__WORK REQUIRED__: What follows is a set of records; repeat all of them exactly.

__RECORD LIST__:
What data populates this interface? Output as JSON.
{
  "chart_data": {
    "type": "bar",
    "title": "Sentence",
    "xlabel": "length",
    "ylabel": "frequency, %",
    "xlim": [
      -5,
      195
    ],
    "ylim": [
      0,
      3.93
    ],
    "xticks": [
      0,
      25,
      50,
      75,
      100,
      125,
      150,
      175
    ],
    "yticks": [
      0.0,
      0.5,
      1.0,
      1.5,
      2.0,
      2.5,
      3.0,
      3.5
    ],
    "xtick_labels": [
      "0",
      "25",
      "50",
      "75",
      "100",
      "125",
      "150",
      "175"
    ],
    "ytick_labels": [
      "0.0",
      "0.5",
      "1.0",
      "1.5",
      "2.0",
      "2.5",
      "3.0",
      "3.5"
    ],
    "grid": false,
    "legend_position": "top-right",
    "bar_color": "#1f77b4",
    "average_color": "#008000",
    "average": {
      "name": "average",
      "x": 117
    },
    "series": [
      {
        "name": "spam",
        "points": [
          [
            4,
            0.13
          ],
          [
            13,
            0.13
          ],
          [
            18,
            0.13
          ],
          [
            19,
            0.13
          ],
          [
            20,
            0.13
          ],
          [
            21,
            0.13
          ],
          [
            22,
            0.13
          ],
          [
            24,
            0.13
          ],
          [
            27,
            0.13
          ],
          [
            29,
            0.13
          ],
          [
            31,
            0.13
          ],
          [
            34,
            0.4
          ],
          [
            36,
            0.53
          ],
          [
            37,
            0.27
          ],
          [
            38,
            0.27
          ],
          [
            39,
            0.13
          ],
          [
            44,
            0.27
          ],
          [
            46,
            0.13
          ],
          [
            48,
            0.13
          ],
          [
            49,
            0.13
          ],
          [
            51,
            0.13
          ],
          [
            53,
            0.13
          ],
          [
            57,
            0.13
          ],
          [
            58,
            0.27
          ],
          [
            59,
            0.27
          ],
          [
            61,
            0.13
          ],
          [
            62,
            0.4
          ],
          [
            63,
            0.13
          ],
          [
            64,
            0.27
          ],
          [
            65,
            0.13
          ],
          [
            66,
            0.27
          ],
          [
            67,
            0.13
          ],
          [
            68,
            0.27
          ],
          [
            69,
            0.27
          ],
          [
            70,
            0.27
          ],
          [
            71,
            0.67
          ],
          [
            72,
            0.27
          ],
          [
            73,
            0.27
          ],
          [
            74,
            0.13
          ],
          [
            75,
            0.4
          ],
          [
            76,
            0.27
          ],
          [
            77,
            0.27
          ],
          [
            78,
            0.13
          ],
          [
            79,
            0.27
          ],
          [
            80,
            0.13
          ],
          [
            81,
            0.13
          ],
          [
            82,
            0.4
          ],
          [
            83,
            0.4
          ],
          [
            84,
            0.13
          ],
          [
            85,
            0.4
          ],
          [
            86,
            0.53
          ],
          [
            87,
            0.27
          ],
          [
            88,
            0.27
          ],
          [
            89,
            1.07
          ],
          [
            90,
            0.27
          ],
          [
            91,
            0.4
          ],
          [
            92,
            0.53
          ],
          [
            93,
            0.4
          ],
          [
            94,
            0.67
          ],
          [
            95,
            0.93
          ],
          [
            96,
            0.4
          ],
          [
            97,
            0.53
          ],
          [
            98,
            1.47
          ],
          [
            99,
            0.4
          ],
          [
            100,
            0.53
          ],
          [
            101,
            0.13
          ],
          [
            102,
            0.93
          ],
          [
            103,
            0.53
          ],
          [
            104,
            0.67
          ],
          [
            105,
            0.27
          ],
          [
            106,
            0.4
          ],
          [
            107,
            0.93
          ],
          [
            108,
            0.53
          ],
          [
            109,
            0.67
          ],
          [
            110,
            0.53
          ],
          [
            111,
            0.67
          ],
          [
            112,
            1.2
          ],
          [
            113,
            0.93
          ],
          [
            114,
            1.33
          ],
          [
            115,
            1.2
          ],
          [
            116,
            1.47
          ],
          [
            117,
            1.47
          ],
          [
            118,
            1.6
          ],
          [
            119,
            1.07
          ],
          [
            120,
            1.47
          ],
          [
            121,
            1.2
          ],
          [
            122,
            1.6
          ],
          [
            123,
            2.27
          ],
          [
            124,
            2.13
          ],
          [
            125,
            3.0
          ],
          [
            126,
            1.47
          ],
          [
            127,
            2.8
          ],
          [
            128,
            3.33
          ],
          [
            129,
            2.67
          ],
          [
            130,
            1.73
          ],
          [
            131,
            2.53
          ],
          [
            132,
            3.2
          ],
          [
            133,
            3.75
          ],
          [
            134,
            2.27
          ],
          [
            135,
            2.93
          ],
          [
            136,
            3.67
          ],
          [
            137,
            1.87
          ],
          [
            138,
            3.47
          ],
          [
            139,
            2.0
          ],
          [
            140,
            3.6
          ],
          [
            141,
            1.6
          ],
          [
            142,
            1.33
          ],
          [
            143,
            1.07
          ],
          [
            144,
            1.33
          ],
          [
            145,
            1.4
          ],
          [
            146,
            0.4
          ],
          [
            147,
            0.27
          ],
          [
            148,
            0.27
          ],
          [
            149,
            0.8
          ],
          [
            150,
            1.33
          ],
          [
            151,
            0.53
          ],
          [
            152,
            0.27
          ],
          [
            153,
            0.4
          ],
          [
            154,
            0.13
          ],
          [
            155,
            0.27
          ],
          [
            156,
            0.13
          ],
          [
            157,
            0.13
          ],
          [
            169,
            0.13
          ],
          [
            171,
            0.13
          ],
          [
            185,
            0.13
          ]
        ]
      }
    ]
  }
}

__SOLUTION BELOW__:
What data populates this interface? Output as JSON.
{
  "chart_data": {
    "type": "bar",
    "title": "Sentence",
    "xlabel": "length",
    "ylabel": "frequency, %",
    "xlim": [
      -5,
      195
    ],
    "ylim": [
      0,
      3.93
    ],
    "xticks": [
      0,
      25,
      50,
      75,
      100,
      125,
      150,
      175
    ],
    "yticks": [
      0.0,
      0.5,
      1.0,
      1.5,
      2.0,
      2.5,
      3.0,
      3.5
    ],
    "xtick_labels": [
      "0",
      "25",
      "50",
      "75",
      "100",
      "125",
      "150",
      "175"
    ],
    "ytick_labels": [
      "0.0",
      "0.5",
      "1.0",
      "1.5",
      "2.0",
      "2.5",
      "3.0",
      "3.5"
    ],
    "grid": false,
    "legend_position": "top-right",
    "bar_color": "#1f77b4",
    "average_color": "#008000",
    "average": {
      "name": "average",
      "x": 117
    },
    "series": [
      {
        "name": "spam",
        "points": [
          [
            4,
            0.13
          ],
          [
            13,
            0.13
          ],
          [
            18,
            0.13
          ],
          [
            19,
            0.13
          ],
          [
            20,
            0.13
          ],
          [
            21,
            0.13
          ],
          [
            22,
            0.13
          ],
          [
            24,
            0.13
          ],
          [
            27,
            0.13
          ],
          [
            29,
            0.13
          ],
          [
            31,
            0.13
          ],
          [
            34,
            0.4
          ],
          [
            36,
            0.53
          ],
          [
            37,
            0.27
          ],
          [
            38,
            0.27
          ],
          [
            39,
            0.13
          ],
          [
            44,
            0.27
          ],
          [
            46,
            0.13
          ],
          [
            48,
            0.13
          ],
          [
            49,
            0.13
          ],
          [
            51,
            0.13
          ],
          [
            53,
            0.13
          ],
          [
            57,
            0.13
          ],
          [
            58,
            0.27
          ],
          [
            59,
            0.27
          ],
          [
            61,
            0.13
          ],
          [
            62,
            0.4
          ],
          [
            63,
            0.13
          ],
          [
            64,
            0.27
          ],
          [
            65,
            0.13
          ],
          [
            66,
            0.27
          ],
          [
            67,
            0.13
          ],
          [
            68,
            0.27
          ],
          [
            69,
            0.27
          ],
          [
            70,
            0.27
          ],
          [
            71,
            0.67
          ],
          [
            72,
            0.27
          ],
          [
            73,
            0.27
          ],
          [
            74,
            0.13
          ],
          [
            75,
            0.4
          ],
          [
            76,
            0.27
          ],
          [
            77,
            0.27
          ],
          [
            78,
            0.13
          ],
          [
            79,
            0.27
          ],
          [
            80,
            0.13
          ],
          [
            81,
            0.13
          ],
          [
            82,
            0.4
          ],
          [
            83,
            0.4
          ],
          [
            84,
            0.13
          ],
          [
            85,
            0.4
          ],
          [
            86,
            0.53
          ],
          [
            87,
            0.27
          ],
          [
            88,
            0.27
          ],
          [
            89,
            1.07
          ],
          [
            90,
            0.27
          ],
          [
            91,
            0.4
          ],
          [
            92,
            0.53
          ],
          [
            93,
            0.4
          ],
          [
            94,
            0.67
          ],
          [
            95,
            0.93
          ],
          [
            96,
            0.4
          ],
          [
            97,
            0.53
          ],
          [
            98,
            1.47
          ],
          [
            99,
            0.4
          ],
          [
            100,
            0.53
          ],
          [
            101,
            0.13
          ],
          [
            102,
            0.93
          ],
          [
            103,
            0.53
          ],
          [
            104,
            0.67
          ],
          [
            105,
            0.27
          ],
          [
            106,
            0.4
          ],
          [
            107,
            0.93
          ],
          [
            108,
            0.53
          ],
          [
            109,
            0.67
          ],
          [
            110,
            0.53
          ],
          [
            111,
            0.67
          ],
          [
            112,
            1.2
          ],
          [
            113,
            0.93
          ],
          [
            114,
            1.33
          ],
          [
            115,
            1.2
          ],
          [
            116,
            1.47
          ],
          [
            117,
            1.47
          ],
          [
            118,
            1.6
          ],
          [
            119,
            1.07
          ],
          [
            120,
            1.47
          ],
          [
            121,
            1.2
          ],
          [
            122,
            1.6
          ],
          [
            123,
            2.27
          ],
          [
            124,
            2.13
          ],
          [
            125,
            3.0
          ],
          [
            126,
            1.47
          ],
          [
            127,
            2.8
          ],
          [
            128,
            3.33
          ],
          [
            129,
            2.67
          ],
          [
            130,
            1.73
          ],
          [
            131,
            2.53
          ],
          [
            132,
            3.2
          ],
          [
            133,
            3.75
          ],
          [
            134,
            2.27
          ],
          [
            135,
            2.93
          ],
          [
            136,
            3.67
          ],
          [
            137,
            1.87
          ],
          [
            138,
            3.47
          ],
          [
            139,
            2.0
          ],
          [
            140,
            3.6
          ],
          [
            141,
            1.6
          ],
          [
            142,
            1.33
          ],
          [
            143,
            1.07
          ],
          [
            144,
            1.33
          ],
          [
            145,
            1.4
          ],
          [
            146,
            0.4
          ],
          [
            147,
            0.27
          ],
          [
            148,
            0.27
          ],
          [
            149,
            0.8
          ],
          [
            150,
            1.33
          ],
          [
            151,
            0.53
          ],
          [
            152,
            0.27
          ],
          [
            153,
            0.4
          ],
          [
            154,
            0.13
          ],
          [
            155,
            0.27
          ],
          [
            156,
            0.13
          ],
          [
            157,
            0.13
          ],
          [
            169,
            0.13
          ],
          [
            171,
            0.13
          ],
          [
            185,
            0.13
          ]
        ]
      }
    ]
  }
}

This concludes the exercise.